- _Exercise input_:
· · ·

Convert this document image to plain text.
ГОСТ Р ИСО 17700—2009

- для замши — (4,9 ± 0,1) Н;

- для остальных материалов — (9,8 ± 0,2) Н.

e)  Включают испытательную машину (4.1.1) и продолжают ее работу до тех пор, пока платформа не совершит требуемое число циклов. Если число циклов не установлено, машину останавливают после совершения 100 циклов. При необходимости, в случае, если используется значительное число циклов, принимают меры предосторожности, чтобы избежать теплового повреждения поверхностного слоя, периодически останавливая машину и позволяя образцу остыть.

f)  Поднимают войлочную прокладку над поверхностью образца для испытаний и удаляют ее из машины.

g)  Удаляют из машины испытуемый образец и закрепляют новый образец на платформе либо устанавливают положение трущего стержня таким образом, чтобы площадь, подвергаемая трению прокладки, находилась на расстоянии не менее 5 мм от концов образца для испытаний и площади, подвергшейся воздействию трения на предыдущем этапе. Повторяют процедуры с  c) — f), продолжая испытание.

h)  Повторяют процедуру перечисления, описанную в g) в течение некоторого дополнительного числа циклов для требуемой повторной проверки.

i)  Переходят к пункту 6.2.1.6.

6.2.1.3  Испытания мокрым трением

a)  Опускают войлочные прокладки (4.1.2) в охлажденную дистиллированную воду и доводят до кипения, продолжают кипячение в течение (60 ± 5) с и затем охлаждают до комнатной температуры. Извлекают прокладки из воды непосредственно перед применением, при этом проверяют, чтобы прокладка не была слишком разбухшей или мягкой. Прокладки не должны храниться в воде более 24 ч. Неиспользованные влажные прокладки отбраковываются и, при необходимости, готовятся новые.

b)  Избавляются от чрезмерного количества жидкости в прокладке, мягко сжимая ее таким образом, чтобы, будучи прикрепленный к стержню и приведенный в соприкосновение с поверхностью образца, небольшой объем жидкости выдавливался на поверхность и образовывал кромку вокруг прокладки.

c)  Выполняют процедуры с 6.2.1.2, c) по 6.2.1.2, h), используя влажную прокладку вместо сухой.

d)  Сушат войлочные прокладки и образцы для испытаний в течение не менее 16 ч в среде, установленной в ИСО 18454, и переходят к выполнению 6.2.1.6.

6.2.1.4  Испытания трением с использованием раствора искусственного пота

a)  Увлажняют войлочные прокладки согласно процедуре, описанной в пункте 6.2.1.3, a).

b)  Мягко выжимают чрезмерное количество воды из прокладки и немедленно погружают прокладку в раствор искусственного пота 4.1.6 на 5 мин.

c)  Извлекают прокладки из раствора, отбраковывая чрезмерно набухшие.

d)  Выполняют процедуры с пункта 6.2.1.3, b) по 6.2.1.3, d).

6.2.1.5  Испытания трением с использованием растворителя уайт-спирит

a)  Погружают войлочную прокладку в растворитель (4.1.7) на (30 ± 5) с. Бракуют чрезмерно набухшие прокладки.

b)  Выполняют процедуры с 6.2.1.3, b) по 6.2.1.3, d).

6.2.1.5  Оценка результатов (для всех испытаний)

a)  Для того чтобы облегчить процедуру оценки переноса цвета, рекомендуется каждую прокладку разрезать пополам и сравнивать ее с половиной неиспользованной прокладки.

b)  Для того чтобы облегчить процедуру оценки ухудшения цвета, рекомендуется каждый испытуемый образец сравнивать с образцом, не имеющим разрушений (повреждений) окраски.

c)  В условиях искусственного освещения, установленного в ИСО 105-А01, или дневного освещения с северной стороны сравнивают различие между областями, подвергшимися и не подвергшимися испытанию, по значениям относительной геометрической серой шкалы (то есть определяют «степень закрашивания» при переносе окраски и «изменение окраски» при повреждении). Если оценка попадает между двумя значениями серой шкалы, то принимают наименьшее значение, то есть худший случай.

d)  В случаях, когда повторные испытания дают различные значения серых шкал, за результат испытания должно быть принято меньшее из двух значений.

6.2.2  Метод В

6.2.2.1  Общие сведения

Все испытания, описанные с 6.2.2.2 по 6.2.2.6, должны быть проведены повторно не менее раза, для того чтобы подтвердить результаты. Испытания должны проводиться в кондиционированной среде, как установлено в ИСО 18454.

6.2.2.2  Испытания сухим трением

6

· · ·

- _Task details_: Each record above should be repeated exactly as it appears.

- _Correct result_:
Convert this document image to plain text.
ГОСТ Р ИСО 17700—2009

- для замши — (4,9 ± 0,1) Н;

- для остальных материалов — (9,8 ± 0,2) Н.

e)  Включают испытательную машину (4.1.1) и продолжают ее работу до тех пор, пока платформа не совершит требуемое число циклов. Если число циклов не установлено, машину останавливают после совершения 100 циклов. При необходимости, в случае, если используется значительное число циклов, принимают меры предосторожности, чтобы избежать теплового повреждения поверхностного слоя, периодически останавливая машину и позволяя образцу остыть.

f)  Поднимают войлочную прокладку над поверхностью образца для испытаний и удаляют ее из машины.

g)  Удаляют из машины испытуемый образец и закрепляют новый образец на платформе либо устанавливают положение трущего стержня таким образом, чтобы площадь, подвергаемая трению прокладки, находилась на расстоянии не менее 5 мм от концов образца для испытаний и площади, подвергшейся воздействию трения на предыдущем этапе. Повторяют процедуры с  c) — f), продолжая испытание.

h)  Повторяют процедуру перечисления, описанную в g) в течение некоторого дополнительного числа циклов для требуемой повторной проверки.

i)  Переходят к пункту 6.2.1.6.

6.2.1.3  Испытания мокрым трением

a)  Опускают войлочные прокладки (4.1.2) в охлажденную дистиллированную воду и доводят до кипения, продолжают кипячение в течение (60 ± 5) с и затем охлаждают до комнатной температуры. Извлекают прокладки из воды непосредственно перед применением, при этом проверяют, чтобы прокладка не была слишком разбухшей или мягкой. Прокладки не должны храниться в воде более 24 ч. Неиспользованные влажные прокладки отбраковываются и, при необходимости, готовятся новые.

b)  Избавляются от чрезмерного количества жидкости в прокладке, мягко сжимая ее таким образом, чтобы, будучи прикрепленный к стержню и приведенный в соприкосновение с поверхностью образца, небольшой объем жидкости выдавливался на поверхность и образовывал кромку вокруг прокладки.

c)  Выполняют процедуры с 6.2.1.2, c) по 6.2.1.2, h), используя влажную прокладку вместо сухой.

d)  Сушат войлочные прокладки и образцы для испытаний в течение не менее 16 ч в среде, установленной в ИСО 18454, и переходят к выполнению 6.2.1.6.

6.2.1.4  Испытания трением с использованием раствора искусственного пота

a)  Увлажняют войлочные прокладки согласно процедуре, описанной в пункте 6.2.1.3, a).

b)  Мягко выжимают чрезмерное количество воды из прокладки и немедленно погружают прокладку в раствор искусственного пота 4.1.6 на 5 мин.

c)  Извлекают прокладки из раствора, отбраковывая чрезмерно набухшие.

d)  Выполняют процедуры с пункта 6.2.1.3, b) по 6.2.1.3, d).

6.2.1.5  Испытания трением с использованием растворителя уайт-спирит

a)  Погружают войлочную прокладку в растворитель (4.1.7) на (30 ± 5) с. Бракуют чрезмерно набухшие прокладки.

b)  Выполняют процедуры с 6.2.1.3, b) по 6.2.1.3, d).

6.2.1.5  Оценка результатов (для всех испытаний)

a)  Для того чтобы облегчить процедуру оценки переноса цвета, рекомендуется каждую прокладку разрезать пополам и сравнивать ее с половиной неиспользованной прокладки.

b)  Для того чтобы облегчить процедуру оценки ухудшения цвета, рекомендуется каждый испытуемый образец сравнивать с образцом, не имеющим разрушений (повреждений) окраски.

c)  В условиях искусственного освещения, установленного в ИСО 105-А01, или дневного освещения с северной стороны сравнивают различие между областями, подвергшимися и не подвергшимися испытанию, по значениям относительной геометрической серой шкалы (то есть определяют «степень закрашивания» при переносе окраски и «изменение окраски» при повреждении). Если оценка попадает между двумя значениями серой шкалы, то принимают наименьшее значение, то есть худший случай.

d)  В случаях, когда повторные испытания дают различные значения серых шкал, за результат испытания должно быть принято меньшее из двух значений.

6.2.2  Метод В

6.2.2.1  Общие сведения

Все испытания, описанные с 6.2.2.2 по 6.2.2.6, должны быть проведены повторно не менее раза, для того чтобы подтвердить результаты. Испытания должны проводиться в кондиционированной среде, как установлено в ИСО 18454.

6.2.2.2  Испытания сухим трением

6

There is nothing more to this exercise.